=== Dataset ===

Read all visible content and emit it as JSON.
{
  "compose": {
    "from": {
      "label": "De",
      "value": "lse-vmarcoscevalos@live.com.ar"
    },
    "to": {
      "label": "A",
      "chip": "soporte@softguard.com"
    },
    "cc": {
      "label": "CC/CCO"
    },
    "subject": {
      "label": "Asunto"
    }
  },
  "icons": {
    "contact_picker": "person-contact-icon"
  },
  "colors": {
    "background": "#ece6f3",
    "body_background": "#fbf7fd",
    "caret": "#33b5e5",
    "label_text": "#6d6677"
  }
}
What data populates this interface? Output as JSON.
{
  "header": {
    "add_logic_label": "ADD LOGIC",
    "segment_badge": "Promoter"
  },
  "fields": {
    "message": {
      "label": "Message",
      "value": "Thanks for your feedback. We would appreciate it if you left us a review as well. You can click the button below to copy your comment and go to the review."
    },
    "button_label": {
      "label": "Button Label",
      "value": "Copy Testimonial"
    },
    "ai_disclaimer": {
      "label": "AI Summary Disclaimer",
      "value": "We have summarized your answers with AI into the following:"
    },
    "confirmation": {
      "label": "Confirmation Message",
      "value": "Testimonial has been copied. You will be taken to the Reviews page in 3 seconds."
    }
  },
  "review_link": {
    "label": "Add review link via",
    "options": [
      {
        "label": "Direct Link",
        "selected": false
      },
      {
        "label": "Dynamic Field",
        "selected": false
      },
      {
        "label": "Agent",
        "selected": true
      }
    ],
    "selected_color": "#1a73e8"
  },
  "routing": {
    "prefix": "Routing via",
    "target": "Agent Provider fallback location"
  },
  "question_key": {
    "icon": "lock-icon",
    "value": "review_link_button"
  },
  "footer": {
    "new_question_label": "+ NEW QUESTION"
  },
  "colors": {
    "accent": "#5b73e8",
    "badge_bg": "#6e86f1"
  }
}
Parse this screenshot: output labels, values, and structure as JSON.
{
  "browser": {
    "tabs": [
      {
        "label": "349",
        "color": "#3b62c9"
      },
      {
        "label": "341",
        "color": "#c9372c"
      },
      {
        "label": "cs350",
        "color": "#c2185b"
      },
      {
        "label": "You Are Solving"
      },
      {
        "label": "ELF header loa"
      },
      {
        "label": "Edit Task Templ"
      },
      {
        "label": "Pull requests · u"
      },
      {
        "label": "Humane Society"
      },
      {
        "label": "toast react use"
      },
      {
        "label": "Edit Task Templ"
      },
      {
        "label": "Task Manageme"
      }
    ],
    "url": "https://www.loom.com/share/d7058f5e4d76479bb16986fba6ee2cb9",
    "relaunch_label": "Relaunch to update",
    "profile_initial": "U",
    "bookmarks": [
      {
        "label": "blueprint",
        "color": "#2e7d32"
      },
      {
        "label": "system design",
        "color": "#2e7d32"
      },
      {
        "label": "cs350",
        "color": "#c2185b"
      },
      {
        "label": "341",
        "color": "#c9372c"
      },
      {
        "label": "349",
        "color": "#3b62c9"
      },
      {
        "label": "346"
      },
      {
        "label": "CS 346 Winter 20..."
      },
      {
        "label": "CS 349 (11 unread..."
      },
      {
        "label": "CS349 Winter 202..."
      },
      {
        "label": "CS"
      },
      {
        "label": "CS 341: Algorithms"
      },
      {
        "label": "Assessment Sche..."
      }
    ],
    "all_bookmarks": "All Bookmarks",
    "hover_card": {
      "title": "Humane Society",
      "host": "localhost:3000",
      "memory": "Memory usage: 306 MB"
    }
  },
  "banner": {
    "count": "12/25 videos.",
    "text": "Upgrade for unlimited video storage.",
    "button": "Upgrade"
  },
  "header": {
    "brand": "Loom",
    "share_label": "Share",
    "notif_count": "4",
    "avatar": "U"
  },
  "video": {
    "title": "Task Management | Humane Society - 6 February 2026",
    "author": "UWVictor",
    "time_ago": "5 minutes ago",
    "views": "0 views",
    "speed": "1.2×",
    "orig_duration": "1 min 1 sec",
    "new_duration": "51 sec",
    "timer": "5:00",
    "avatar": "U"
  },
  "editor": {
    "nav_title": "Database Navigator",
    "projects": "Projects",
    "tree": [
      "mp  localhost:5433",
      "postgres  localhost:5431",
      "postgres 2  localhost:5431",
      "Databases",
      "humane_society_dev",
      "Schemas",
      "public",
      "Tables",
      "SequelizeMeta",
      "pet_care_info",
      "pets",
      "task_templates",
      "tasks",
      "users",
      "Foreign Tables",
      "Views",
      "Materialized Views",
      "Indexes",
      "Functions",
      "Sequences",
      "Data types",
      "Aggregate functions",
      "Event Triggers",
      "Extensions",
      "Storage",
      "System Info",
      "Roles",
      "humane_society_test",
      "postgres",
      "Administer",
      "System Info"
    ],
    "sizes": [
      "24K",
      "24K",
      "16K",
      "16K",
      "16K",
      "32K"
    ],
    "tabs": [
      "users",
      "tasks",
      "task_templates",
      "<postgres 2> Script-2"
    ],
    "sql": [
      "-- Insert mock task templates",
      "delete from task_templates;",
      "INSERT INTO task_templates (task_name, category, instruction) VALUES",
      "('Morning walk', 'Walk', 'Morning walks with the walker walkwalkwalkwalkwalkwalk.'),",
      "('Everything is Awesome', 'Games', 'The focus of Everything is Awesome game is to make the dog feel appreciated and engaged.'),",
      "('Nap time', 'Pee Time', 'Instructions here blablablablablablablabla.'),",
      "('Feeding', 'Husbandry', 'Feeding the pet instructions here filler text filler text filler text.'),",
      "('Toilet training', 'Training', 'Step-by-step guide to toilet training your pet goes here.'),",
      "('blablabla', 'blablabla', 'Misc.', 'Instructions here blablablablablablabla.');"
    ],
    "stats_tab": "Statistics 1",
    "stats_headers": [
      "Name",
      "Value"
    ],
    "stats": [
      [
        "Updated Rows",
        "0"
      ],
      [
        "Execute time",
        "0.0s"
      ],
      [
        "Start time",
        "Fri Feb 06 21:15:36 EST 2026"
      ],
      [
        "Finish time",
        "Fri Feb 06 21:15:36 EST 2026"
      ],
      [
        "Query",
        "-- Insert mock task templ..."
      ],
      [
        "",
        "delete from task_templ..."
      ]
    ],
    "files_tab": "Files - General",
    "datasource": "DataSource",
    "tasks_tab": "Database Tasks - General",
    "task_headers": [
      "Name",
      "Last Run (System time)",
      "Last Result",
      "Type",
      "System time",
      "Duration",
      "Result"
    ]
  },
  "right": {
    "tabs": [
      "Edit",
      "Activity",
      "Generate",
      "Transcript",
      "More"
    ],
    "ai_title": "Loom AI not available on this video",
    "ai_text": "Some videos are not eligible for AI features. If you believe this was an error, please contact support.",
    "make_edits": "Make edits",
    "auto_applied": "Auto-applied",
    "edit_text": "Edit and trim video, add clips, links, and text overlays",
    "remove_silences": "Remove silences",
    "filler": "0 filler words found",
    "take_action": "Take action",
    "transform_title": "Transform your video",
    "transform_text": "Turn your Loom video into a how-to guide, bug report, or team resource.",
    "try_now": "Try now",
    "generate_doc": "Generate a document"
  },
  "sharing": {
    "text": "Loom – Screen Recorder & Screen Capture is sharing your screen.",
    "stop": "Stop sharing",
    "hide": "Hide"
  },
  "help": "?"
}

===

▶ _Task requirements_: Tell how many lines of the material above hold "Generate", answering with a bare number.

▶ _Correct result_: 2